• REQUIREMENT
Pictures aside, repeat every record below exactly.

[Records contained in a dataset]
+--
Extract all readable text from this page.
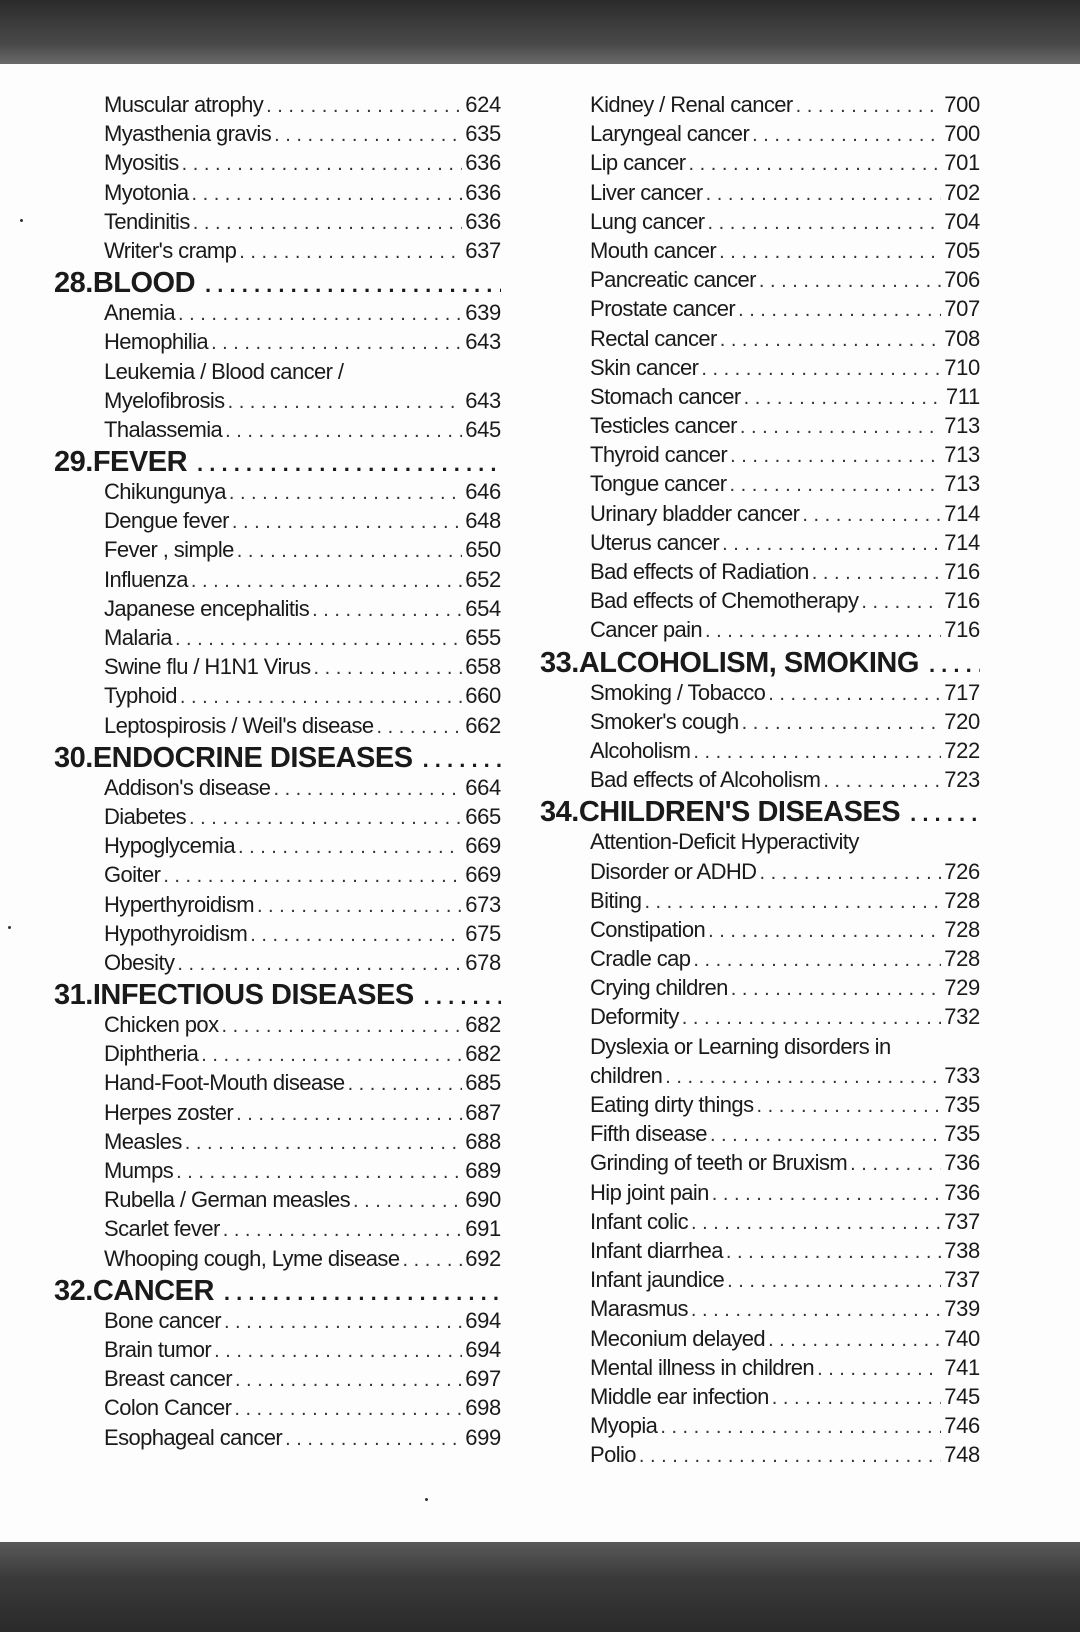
Muscular atrophy . . .	624
Myasthenia gravis . . .	635
Myositis . . .	636
Myotonia . . .	636
Tendinitis . . .	636
Writer's cramp . . .	637
28. BLOOD
. . .
Anemia . . .	639
Hemophilia . . .	643
Leukemia / Blood cancer /
Myelofibrosis . . .	643
Thalassemia . . .	645
29. FEVER
. . .
Chikungunya . . .	646
Dengue fever . . .	648
Fever , simple . . .	650
Influenza . . .	652
Japanese encephalitis . . .	654
Malaria . . .	655
Swine flu / H1N1 Virus . . .	658
Typhoid . . .	660
Leptospirosis / Weil's disease . . .	662
30. ENDOCRINE DISEASES
. . .
Addison's disease . . .	664
Diabetes . . .	665
Hypoglycemia . . .	669
Goiter . . .	669
Hyperthyroidism . . .	673
Hypothyroidism . . .	675
Obesity . . .	678
31. INFECTIOUS DISEASES
. . .
Chicken pox . . .	682
Diphtheria . . .	682
Hand-Foot-Mouth disease . . .	685
Herpes zoster . . .	687
Measles . . .	688
Mumps . . .	689
Rubella / German measles . . .	690
Scarlet fever . . .	691
Whooping cough, Lyme disease . . .	692
32. CANCER
. . .
Bone cancer . . .	694
Brain tumor . . .	694
Breast cancer . . .	697
Colon Cancer . . .	698
Esophageal cancer . . .	699
Kidney / Renal cancer . . .	700
Laryngeal cancer . . .	700
Lip cancer . . .	701
Liver cancer . . .	702
Lung cancer . . .	704
Mouth cancer . . .	705
Pancreatic cancer . . .	706
Prostate cancer . . .	707
Rectal cancer . . .	708
Skin cancer . . .	710
Stomach cancer . . .	711
Testicles cancer . . .	713
Thyroid cancer . . .	713
Tongue cancer . . .	713
Urinary bladder cancer . . .	714
Uterus cancer . . .	714
Bad effects of Radiation . . .	716
Bad effects of Chemotherapy . . .	716
Cancer pain . . .	716
33. ALCOHOLISM, SMOKING
. . .
Smoking / Tobacco . . .	717
Smoker's cough . . .	720
Alcoholism . . .	722
Bad effects of Alcoholism . . .	723
34. CHILDREN'S DISEASES
. . .
Attention-Deficit Hyperactivity
Disorder or ADHD . . .	726
Biting . . .	728
Constipation . . .	728
Cradle cap . . .	728
Crying children . . .	729
Deformity . . .	732
Dyslexia or Learning disorders in
children . . .	733
Eating dirty things . . .	735
Fifth disease . . .	735
Grinding of teeth or Bruxism . . .	736
Hip joint pain . . .	736
Infant colic . . .	737
Infant diarrhea . . .	738
Infant jaundice . . .	737
Marasmus . . .	739
Meconium delayed . . .	740
Mental illness in children . . .	741
Middle ear infection . . .	745
Myopia . . .	746
Polio . . .	748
+--
• WRITTEN REPLY
Extract all readable text from this page.
Muscular atrophy . . .	624
Myasthenia gravis . . .	635
Myositis . . .	636
Myotonia . . .	636
Tendinitis . . .	636
Writer's cramp . . .	637
28. BLOOD
. . .
Anemia . . .	639
Hemophilia . . .	643
Leukemia / Blood cancer /
Myelofibrosis . . .	643
Thalassemia . . .	645
29. FEVER
. . .
Chikungunya . . .	646
Dengue fever . . .	648
Fever , simple . . .	650
Influenza . . .	652
Japanese encephalitis . . .	654
Malaria . . .	655
Swine flu / H1N1 Virus . . .	658
Typhoid . . .	660
Leptospirosis / Weil's disease . . .	662
30. ENDOCRINE DISEASES
. . .
Addison's disease . . .	664
Diabetes . . .	665
Hypoglycemia . . .	669
Goiter . . .	669
Hyperthyroidism . . .	673
Hypothyroidism . . .	675
Obesity . . .	678
31. INFECTIOUS DISEASES
. . .
Chicken pox . . .	682
Diphtheria . . .	682
Hand-Foot-Mouth disease . . .	685
Herpes zoster . . .	687
Measles . . .	688
Mumps . . .	689
Rubella / German measles . . .	690
Scarlet fever . . .	691
Whooping cough, Lyme disease . . .	692
32. CANCER
. . .
Bone cancer . . .	694
Brain tumor . . .	694
Breast cancer . . .	697
Colon Cancer . . .	698
Esophageal cancer . . .	699
Kidney / Renal cancer . . .	700
Laryngeal cancer . . .	700
Lip cancer . . .	701
Liver cancer . . .	702
Lung cancer . . .	704
Mouth cancer . . .	705
Pancreatic cancer . . .	706
Prostate cancer . . .	707
Rectal cancer . . .	708
Skin cancer . . .	710
Stomach cancer . . .	711
Testicles cancer . . .	713
Thyroid cancer . . .	713
Tongue cancer . . .	713
Urinary bladder cancer . . .	714
Uterus cancer . . .	714
Bad effects of Radiation . . .	716
Bad effects of Chemotherapy . . .	716
Cancer pain . . .	716
33. ALCOHOLISM, SMOKING
. . .
Smoking / Tobacco . . .	717
Smoker's cough . . .	720
Alcoholism . . .	722
Bad effects of Alcoholism . . .	723
34. CHILDREN'S DISEASES
. . .
Attention-Deficit Hyperactivity
Disorder or ADHD . . .	726
Biting . . .	728
Constipation . . .	728
Cradle cap . . .	728
Crying children . . .	729
Deformity . . .	732
Dyslexia or Learning disorders in
children . . .	733
Eating dirty things . . .	735
Fifth disease . . .	735
Grinding of teeth or Bruxism . . .	736
Hip joint pain . . .	736
Infant colic . . .	737
Infant diarrhea . . .	738
Infant jaundice . . .	737
Marasmus . . .	739
Meconium delayed . . .	740
Mental illness in children . . .	741
Middle ear infection . . .	745
Myopia . . .	746
Polio . . .	748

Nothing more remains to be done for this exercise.